-- START DATA FOR THIS EXERCISE --

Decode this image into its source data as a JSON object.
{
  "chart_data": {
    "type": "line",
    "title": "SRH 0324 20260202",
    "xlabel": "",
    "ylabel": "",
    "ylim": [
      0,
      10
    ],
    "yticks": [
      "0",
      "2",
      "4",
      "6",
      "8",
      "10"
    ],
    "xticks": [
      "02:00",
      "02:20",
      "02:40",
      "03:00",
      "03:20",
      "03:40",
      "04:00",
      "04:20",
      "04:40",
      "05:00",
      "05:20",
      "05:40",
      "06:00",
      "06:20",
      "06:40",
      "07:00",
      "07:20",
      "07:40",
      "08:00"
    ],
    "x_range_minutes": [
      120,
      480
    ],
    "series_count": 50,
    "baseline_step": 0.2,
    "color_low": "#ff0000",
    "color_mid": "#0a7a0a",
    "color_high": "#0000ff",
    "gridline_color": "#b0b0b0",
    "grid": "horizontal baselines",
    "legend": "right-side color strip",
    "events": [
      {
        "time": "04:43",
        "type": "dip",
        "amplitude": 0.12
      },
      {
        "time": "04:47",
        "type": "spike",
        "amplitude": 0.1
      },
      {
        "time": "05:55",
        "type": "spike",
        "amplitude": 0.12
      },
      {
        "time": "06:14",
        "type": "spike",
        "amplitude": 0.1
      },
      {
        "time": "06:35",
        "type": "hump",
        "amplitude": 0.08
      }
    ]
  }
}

-- END DATA FOR THIS EXERCISE --

## WRITTEN REQUEST:
Please reproduce each record precisely as written.

## TASK ANSWER:
Decode this image into its source data as a JSON object.
{
  "chart_data": {
    "type": "line",
    "title": "SRH 0324 20260202",
    "xlabel": "",
    "ylabel": "",
    "ylim": [
      0,
      10
    ],
    "yticks": [
      "0",
      "2",
      "4",
      "6",
      "8",
      "10"
    ],
    "xticks": [
      "02:00",
      "02:20",
      "02:40",
      "03:00",
      "03:20",
      "03:40",
      "04:00",
      "04:20",
      "04:40",
      "05:00",
      "05:20",
      "05:40",
      "06:00",
      "06:20",
      "06:40",
      "07:00",
      "07:20",
      "07:40",
      "08:00"
    ],
    "x_range_minutes": [
      120,
      480
    ],
    "series_count": 50,
    "baseline_step": 0.2,
    "color_low": "#ff0000",
    "color_mid": "#0a7a0a",
    "color_high": "#0000ff",
    "gridline_color": "#b0b0b0",
    "grid": "horizontal baselines",
    "legend": "right-side color strip",
    "events": [
      {
        "time": "04:43",
        "type": "dip",
        "amplitude": 0.12
      },
      {
        "time": "04:47",
        "type": "spike",
        "amplitude": 0.1
      },
      {
        "time": "05:55",
        "type": "spike",
        "amplitude": 0.12
      },
      {
        "time": "06:14",
        "type": "spike",
        "amplitude": 0.1
      },
      {
        "time": "06:35",
        "type": "hump",
        "amplitude": 0.08
      }
    ]
  }
}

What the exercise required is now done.